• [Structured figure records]
======

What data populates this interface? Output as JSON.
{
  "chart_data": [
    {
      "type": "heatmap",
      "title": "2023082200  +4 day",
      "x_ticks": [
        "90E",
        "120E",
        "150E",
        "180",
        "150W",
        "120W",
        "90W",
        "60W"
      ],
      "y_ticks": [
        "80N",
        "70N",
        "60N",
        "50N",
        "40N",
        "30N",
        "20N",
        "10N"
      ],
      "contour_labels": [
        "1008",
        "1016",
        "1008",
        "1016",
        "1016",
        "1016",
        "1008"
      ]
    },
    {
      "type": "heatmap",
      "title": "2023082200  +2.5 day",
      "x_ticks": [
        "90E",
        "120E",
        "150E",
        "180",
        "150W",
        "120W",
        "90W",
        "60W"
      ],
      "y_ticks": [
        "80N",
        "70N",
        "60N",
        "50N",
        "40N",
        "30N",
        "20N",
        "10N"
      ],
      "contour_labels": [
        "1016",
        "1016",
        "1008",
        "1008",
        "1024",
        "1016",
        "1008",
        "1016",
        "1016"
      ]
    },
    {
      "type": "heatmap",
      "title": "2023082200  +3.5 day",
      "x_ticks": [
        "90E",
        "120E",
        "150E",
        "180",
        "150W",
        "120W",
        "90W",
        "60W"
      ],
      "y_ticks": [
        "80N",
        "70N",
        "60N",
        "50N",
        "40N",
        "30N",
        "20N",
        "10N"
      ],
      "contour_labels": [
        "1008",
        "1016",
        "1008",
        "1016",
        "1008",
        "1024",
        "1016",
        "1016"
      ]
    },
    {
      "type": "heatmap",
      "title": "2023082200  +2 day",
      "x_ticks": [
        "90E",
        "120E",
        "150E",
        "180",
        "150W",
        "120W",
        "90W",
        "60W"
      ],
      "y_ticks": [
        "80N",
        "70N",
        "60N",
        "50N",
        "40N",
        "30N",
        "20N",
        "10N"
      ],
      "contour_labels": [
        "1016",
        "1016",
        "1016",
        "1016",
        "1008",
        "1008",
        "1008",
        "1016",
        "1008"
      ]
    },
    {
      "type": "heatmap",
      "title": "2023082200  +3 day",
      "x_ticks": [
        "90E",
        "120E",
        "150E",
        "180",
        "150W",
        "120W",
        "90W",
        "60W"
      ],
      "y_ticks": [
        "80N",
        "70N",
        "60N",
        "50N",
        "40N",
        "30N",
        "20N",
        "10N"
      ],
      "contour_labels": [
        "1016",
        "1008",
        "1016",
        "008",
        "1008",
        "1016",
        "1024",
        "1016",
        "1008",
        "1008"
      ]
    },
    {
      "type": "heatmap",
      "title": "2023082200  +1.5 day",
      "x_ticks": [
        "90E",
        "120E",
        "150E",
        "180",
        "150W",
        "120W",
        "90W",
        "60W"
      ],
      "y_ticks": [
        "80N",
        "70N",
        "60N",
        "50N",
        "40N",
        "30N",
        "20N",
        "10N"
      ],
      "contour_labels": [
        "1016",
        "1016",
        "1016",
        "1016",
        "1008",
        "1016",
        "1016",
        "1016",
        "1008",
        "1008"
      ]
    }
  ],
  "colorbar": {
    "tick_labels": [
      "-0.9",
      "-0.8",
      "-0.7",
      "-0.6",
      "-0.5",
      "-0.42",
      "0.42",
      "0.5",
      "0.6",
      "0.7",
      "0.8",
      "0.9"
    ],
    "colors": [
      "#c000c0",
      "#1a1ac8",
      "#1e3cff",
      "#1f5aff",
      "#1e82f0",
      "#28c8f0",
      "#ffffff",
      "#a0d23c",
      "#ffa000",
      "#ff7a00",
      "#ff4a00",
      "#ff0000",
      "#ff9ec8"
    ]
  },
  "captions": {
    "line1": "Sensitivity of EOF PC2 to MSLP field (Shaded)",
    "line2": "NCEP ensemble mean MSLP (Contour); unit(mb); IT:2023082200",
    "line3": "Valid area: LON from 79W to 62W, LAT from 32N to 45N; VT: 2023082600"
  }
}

======

• [Exercise aim] Find the count of lines in the data above where the string "title" occurs. Provide that number alone.

• [Answer to the task] 6